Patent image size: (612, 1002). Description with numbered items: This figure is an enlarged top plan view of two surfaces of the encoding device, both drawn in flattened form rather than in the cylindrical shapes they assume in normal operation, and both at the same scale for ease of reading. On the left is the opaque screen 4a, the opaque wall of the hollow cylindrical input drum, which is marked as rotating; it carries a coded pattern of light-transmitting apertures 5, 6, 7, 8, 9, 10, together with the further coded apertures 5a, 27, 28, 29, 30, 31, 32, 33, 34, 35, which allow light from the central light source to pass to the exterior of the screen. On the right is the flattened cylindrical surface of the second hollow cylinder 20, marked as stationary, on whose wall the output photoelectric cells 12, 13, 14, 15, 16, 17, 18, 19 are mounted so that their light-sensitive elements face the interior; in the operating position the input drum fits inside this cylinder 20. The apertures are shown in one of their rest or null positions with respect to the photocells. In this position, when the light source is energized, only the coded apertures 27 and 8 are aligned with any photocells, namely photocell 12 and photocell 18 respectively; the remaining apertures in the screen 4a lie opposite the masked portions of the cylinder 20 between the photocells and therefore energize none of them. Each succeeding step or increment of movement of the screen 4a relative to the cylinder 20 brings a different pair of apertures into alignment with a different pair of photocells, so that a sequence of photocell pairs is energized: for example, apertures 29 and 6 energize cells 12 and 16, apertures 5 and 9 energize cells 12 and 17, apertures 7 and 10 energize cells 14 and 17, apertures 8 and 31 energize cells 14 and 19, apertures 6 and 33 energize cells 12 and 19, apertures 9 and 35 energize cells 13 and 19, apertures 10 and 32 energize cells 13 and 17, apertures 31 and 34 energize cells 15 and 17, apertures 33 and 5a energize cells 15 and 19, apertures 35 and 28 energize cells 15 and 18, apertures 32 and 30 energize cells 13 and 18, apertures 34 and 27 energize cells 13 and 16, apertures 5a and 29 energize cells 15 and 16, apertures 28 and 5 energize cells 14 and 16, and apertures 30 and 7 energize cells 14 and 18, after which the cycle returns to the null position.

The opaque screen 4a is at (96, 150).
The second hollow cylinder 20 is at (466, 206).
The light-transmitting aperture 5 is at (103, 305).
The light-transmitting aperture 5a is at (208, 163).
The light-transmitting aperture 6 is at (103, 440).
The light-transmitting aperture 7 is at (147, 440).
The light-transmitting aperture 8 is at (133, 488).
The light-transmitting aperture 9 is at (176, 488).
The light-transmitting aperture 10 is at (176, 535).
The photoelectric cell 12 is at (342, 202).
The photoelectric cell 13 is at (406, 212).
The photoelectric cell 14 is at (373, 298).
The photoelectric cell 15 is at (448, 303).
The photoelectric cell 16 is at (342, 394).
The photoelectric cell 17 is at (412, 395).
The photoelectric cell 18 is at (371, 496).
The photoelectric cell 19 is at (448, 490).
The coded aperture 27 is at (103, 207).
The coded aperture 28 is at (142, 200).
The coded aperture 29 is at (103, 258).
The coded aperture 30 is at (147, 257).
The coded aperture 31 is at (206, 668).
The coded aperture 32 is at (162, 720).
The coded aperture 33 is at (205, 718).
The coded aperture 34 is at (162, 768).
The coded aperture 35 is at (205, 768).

• PROBLEM TO WORK ON
Retyping the whole listing exactly is the task here.

• TASK RESULT
Patent image size: (612, 1002). Description with numbered items: This figure is an enlarged top plan view of two surfaces of the encoding device, both drawn in flattened form rather than in the cylindrical shapes they assume in normal operation, and both at the same scale for ease of reading. On the left is the opaque screen 4a, the opaque wall of the hollow cylindrical input drum, which is marked as rotating; it carries a coded pattern of light-transmitting apertures 5, 6, 7, 8, 9, 10, together with the further coded apertures 5a, 27, 28, 29, 30, 31, 32, 33, 34, 35, which allow light from the central light source to pass to the exterior of the screen. On the right is the flattened cylindrical surface of the second hollow cylinder 20, marked as stationary, on whose wall the output photoelectric cells 12, 13, 14, 15, 16, 17, 18, 19 are mounted so that their light-sensitive elements face the interior; in the operating position the input drum fits inside this cylinder 20. The apertures are shown in one of their rest or null positions with respect to the photocells. In this position, when the light source is energized, only the coded apertures 27 and 8 are aligned with any photocells, namely photocell 12 and photocell 18 respectively; the remaining apertures in the screen 4a lie opposite the masked portions of the cylinder 20 between the photocells and therefore energize none of them. Each succeeding step or increment of movement of the screen 4a relative to the cylinder 20 brings a different pair of apertures into alignment with a different pair of photocells, so that a sequence of photocell pairs is energized: for example, apertures 29 and 6 energize cells 12 and 16, apertures 5 and 9 energize cells 12 and 17, apertures 7 and 10 energize cells 14 and 17, apertures 8 and 31 energize cells 14 and 19, apertures 6 and 33 energize cells 12 and 19, apertures 9 and 35 energize cells 13 and 19, apertures 10 and 32 energize cells 13 and 17, apertures 31 and 34 energize cells 15 and 17, apertures 33 and 5a energize cells 15 and 19, apertures 35 and 28 energize cells 15 and 18, apertures 32 and 30 energize cells 13 and 18, apertures 34 and 27 energize cells 13 and 16, apertures 5a and 29 energize cells 15 and 16, apertures 28 and 5 energize cells 14 and 16, and apertures 30 and 7 energize cells 14 and 18, after which the cycle returns to the null position.

The opaque screen 4a is at (96, 150).
The second hollow cylinder 20 is at (466, 206).
The light-transmitting aperture 5 is at (103, 305).
The light-transmitting aperture 5a is at (208, 163).
The light-transmitting aperture 6 is at (103, 440).
The light-transmitting aperture 7 is at (147, 440).
The light-transmitting aperture 8 is at (133, 488).
The light-transmitting aperture 9 is at (176, 488).
The light-transmitting aperture 10 is at (176, 535).
The photoelectric cell 12 is at (342, 202).
The photoelectric cell 13 is at (406, 212).
The photoelectric cell 14 is at (373, 298).
The photoelectric cell 15 is at (448, 303).
The photoelectric cell 16 is at (342, 394).
The photoelectric cell 17 is at (412, 395).
The photoelectric cell 18 is at (371, 496).
The photoelectric cell 19 is at (448, 490).
The coded aperture 27 is at (103, 207).
The coded aperture 28 is at (142, 200).
The coded aperture 29 is at (103, 258).
The coded aperture 30 is at (147, 257).
The coded aperture 31 is at (206, 668).
The coded aperture 32 is at (162, 720).
The coded aperture 33 is at (205, 718).
The coded aperture 34 is at (162, 768).
The coded aperture 35 is at (205, 768).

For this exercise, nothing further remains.